WHAT YOU NEED TO DO
Look below for the line that contains "OCR this image.", then quote it and all the lines after it, exactly, with the pictures left out.

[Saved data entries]

────────────────

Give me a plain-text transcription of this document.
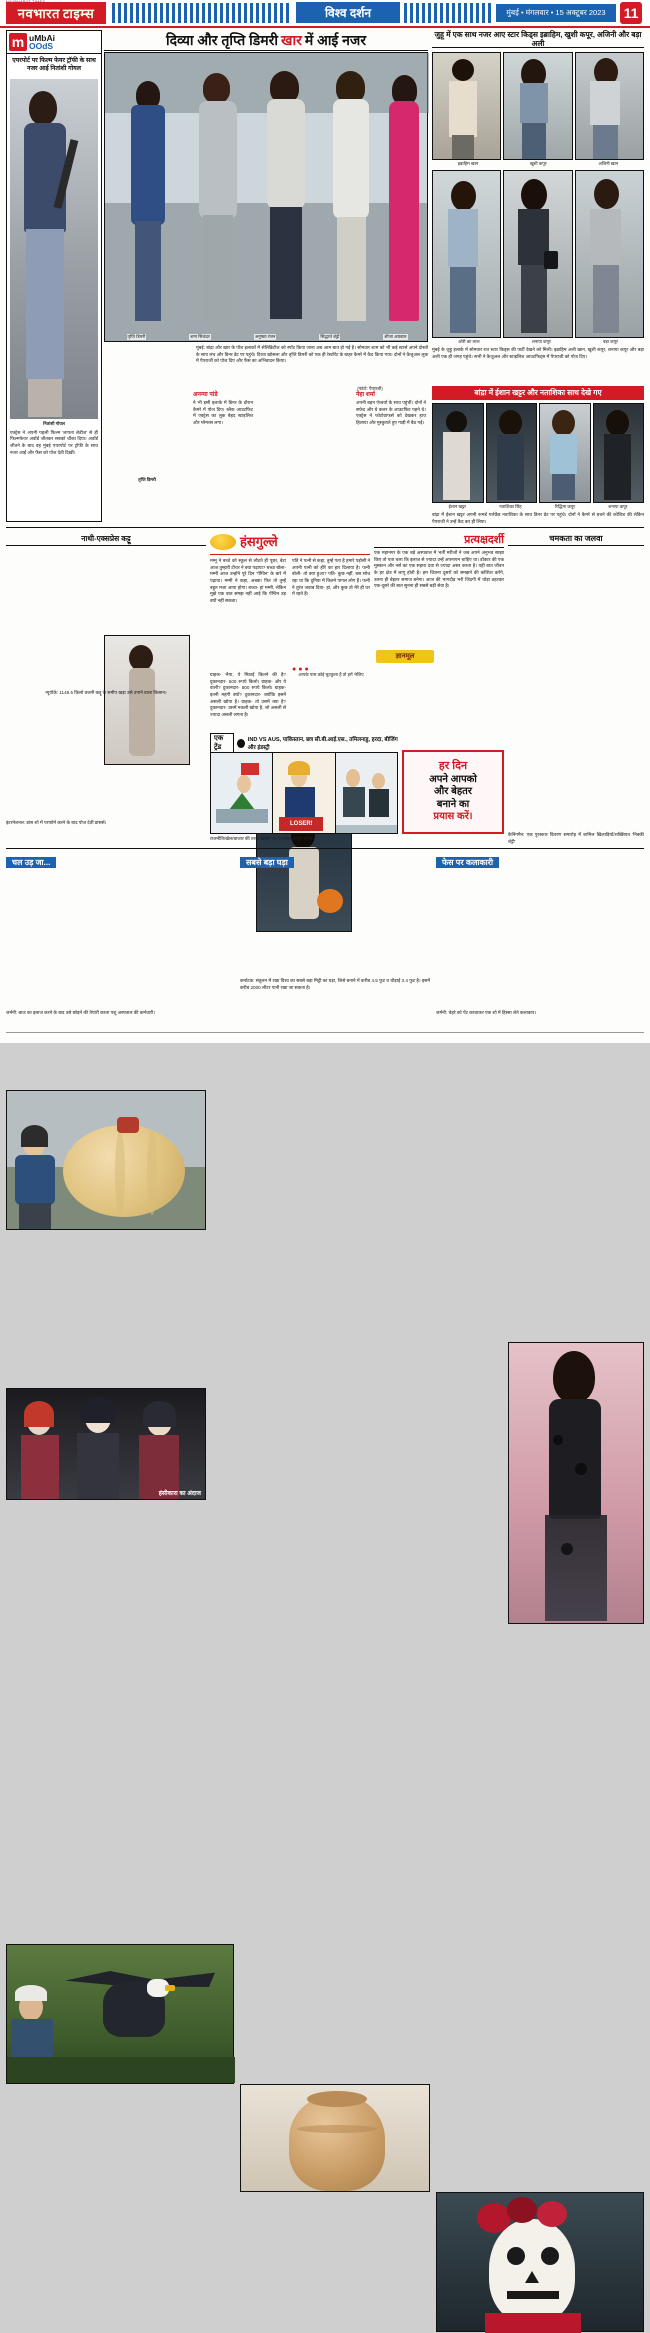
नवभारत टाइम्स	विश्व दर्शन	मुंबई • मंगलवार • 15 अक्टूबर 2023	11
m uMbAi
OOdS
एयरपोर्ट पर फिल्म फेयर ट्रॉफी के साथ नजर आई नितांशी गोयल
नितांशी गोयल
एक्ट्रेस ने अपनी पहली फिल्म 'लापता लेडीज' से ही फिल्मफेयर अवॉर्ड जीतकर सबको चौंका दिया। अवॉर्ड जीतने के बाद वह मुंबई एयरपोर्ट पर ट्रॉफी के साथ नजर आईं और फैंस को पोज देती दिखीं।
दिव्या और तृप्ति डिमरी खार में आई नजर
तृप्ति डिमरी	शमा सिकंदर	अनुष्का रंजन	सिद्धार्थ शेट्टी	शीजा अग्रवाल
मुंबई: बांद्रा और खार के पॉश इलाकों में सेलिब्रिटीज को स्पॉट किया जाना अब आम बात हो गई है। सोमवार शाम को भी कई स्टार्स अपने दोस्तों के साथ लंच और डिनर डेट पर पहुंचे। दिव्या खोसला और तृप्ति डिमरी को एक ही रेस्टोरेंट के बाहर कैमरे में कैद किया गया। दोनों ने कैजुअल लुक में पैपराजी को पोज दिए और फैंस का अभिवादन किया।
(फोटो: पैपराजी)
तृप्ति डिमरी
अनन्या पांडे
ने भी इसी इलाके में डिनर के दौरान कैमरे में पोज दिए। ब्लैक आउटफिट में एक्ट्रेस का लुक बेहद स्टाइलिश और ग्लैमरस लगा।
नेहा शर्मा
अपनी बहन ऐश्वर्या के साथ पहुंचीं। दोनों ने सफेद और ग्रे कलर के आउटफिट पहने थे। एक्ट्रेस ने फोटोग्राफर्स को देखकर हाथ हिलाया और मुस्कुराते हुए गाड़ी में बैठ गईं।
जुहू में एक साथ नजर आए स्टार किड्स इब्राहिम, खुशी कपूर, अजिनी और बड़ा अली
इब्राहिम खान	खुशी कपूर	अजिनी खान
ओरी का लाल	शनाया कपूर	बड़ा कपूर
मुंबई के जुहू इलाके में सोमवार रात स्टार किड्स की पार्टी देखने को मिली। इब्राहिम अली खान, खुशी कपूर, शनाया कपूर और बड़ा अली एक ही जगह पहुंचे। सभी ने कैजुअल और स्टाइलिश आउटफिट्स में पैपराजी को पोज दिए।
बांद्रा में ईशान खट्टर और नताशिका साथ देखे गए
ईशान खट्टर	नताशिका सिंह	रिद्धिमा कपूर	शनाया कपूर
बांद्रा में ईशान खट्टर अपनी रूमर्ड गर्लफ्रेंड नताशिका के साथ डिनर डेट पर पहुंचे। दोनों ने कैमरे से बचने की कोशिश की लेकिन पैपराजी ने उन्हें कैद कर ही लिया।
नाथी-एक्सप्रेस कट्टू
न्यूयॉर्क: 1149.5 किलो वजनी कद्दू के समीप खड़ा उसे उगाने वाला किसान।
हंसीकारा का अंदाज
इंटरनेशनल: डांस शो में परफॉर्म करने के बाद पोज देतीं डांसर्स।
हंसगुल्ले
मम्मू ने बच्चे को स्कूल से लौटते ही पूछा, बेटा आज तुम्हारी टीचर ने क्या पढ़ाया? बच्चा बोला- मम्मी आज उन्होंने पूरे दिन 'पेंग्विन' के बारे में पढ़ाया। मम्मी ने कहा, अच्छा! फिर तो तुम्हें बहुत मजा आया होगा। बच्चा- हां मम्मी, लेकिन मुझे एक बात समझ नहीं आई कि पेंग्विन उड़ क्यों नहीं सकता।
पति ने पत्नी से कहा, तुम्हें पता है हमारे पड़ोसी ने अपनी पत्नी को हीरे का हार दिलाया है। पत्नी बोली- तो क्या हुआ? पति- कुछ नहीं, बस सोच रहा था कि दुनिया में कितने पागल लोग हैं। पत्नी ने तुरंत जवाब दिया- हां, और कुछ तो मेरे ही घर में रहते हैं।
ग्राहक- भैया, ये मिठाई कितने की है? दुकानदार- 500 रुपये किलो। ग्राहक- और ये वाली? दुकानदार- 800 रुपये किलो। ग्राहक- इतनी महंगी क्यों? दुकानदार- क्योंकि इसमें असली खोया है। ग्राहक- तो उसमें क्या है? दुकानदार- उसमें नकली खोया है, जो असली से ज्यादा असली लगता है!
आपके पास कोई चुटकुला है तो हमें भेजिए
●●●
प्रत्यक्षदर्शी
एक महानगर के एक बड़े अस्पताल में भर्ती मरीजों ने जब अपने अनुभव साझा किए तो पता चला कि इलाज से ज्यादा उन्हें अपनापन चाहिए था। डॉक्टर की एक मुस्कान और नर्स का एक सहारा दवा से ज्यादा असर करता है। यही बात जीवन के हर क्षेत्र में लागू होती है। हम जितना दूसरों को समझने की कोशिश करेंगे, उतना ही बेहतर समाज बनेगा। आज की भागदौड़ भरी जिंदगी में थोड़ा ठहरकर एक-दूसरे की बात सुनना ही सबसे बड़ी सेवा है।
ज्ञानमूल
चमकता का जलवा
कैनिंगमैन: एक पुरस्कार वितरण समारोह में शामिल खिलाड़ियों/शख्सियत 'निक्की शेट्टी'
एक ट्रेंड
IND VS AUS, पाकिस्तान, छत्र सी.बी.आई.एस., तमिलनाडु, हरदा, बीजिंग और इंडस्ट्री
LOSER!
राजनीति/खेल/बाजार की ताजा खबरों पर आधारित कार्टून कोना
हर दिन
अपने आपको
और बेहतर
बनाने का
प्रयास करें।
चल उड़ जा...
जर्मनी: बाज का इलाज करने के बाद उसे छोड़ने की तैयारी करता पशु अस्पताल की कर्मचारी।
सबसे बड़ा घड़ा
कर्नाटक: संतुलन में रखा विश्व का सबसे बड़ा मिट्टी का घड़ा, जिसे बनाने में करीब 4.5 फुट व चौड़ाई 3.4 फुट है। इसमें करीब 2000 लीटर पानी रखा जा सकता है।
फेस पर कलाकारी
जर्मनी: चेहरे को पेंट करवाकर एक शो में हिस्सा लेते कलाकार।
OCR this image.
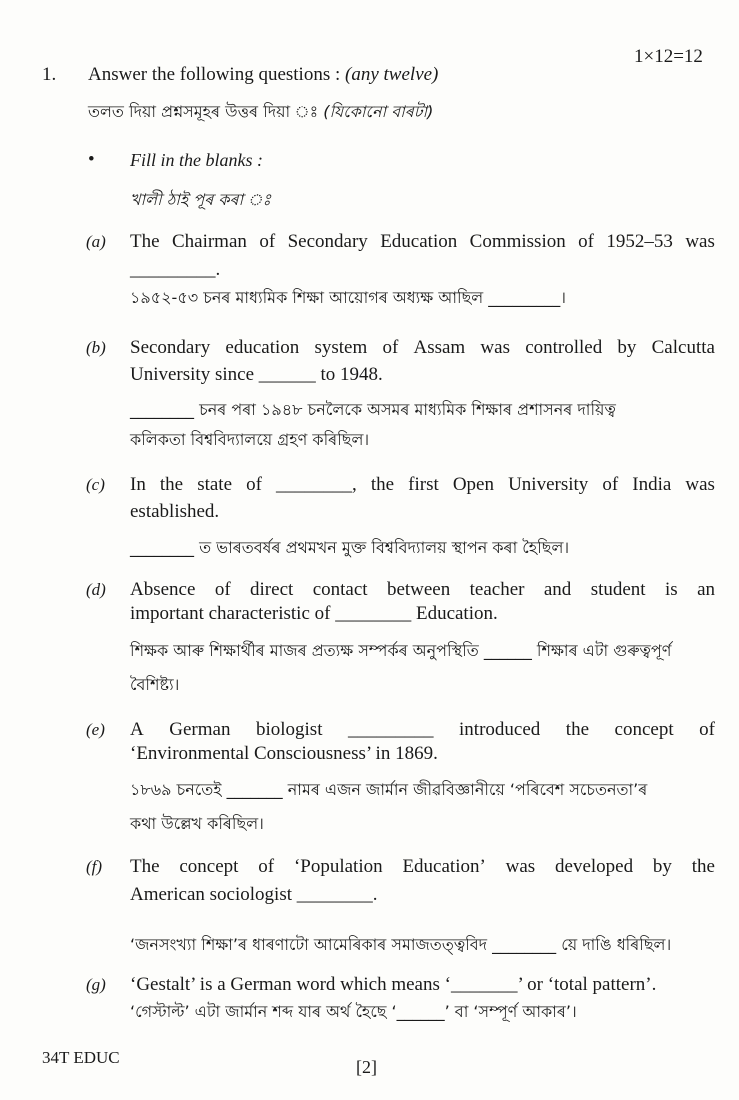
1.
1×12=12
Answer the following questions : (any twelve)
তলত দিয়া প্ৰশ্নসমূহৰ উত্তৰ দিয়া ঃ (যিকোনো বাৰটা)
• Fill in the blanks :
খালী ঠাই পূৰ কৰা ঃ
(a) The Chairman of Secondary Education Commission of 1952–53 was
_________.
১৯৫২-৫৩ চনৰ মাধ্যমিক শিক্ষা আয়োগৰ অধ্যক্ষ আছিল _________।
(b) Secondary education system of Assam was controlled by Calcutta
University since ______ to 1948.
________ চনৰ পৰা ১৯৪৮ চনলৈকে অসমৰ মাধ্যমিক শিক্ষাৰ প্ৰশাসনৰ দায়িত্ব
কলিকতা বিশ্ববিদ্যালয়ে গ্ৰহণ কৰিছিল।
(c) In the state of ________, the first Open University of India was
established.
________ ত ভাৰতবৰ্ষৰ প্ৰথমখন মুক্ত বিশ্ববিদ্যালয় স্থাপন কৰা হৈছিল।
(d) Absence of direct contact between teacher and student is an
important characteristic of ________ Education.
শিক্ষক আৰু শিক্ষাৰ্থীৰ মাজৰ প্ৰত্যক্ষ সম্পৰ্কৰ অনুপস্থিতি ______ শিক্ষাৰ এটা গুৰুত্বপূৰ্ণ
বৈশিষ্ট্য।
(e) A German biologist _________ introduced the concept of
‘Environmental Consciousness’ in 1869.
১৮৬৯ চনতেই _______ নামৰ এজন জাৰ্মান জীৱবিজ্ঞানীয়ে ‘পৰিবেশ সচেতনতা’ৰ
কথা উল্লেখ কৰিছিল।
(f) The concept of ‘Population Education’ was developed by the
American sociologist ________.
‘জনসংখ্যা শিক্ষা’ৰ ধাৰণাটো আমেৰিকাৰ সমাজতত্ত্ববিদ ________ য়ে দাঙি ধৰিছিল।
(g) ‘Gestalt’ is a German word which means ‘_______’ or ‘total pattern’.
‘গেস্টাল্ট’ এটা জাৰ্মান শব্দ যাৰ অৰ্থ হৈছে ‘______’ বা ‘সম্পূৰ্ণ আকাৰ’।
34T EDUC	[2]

────────────────

EXERCISE ANSWER
OCR this image.
1.
1×12=12
Answer the following questions : (any twelve)
তলত দিয়া প্ৰশ্নসমূহৰ উত্তৰ দিয়া ঃ (যিকোনো বাৰটা)
• Fill in the blanks :
খালী ঠাই পূৰ কৰা ঃ
(a) The Chairman of Secondary Education Commission of 1952–53 was
_________.
১৯৫২-৫৩ চনৰ মাধ্যমিক শিক্ষা আয়োগৰ অধ্যক্ষ আছিল _________।
(b) Secondary education system of Assam was controlled by Calcutta
University since ______ to 1948.
________ চনৰ পৰা ১৯৪৮ চনলৈকে অসমৰ মাধ্যমিক শিক্ষাৰ প্ৰশাসনৰ দায়িত্ব
কলিকতা বিশ্ববিদ্যালয়ে গ্ৰহণ কৰিছিল।
(c) In the state of ________, the first Open University of India was
established.
________ ত ভাৰতবৰ্ষৰ প্ৰথমখন মুক্ত বিশ্ববিদ্যালয় স্থাপন কৰা হৈছিল।
(d) Absence of direct contact between teacher and student is an
important characteristic of ________ Education.
শিক্ষক আৰু শিক্ষাৰ্থীৰ মাজৰ প্ৰত্যক্ষ সম্পৰ্কৰ অনুপস্থিতি ______ শিক্ষাৰ এটা গুৰুত্বপূৰ্ণ
বৈশিষ্ট্য।
(e) A German biologist _________ introduced the concept of
‘Environmental Consciousness’ in 1869.
১৮৬৯ চনতেই _______ নামৰ এজন জাৰ্মান জীৱবিজ্ঞানীয়ে ‘পৰিবেশ সচেতনতা’ৰ
কথা উল্লেখ কৰিছিল।
(f) The concept of ‘Population Education’ was developed by the
American sociologist ________.
‘জনসংখ্যা শিক্ষা’ৰ ধাৰণাটো আমেৰিকাৰ সমাজতত্ত্ববিদ ________ য়ে দাঙি ধৰিছিল।
(g) ‘Gestalt’ is a German word which means ‘_______’ or ‘total pattern’.
‘গেস্টাল্ট’ এটা জাৰ্মান শব্দ যাৰ অৰ্থ হৈছে ‘______’ বা ‘সম্পূৰ্ণ আকাৰ’।
34T EDUC	[2]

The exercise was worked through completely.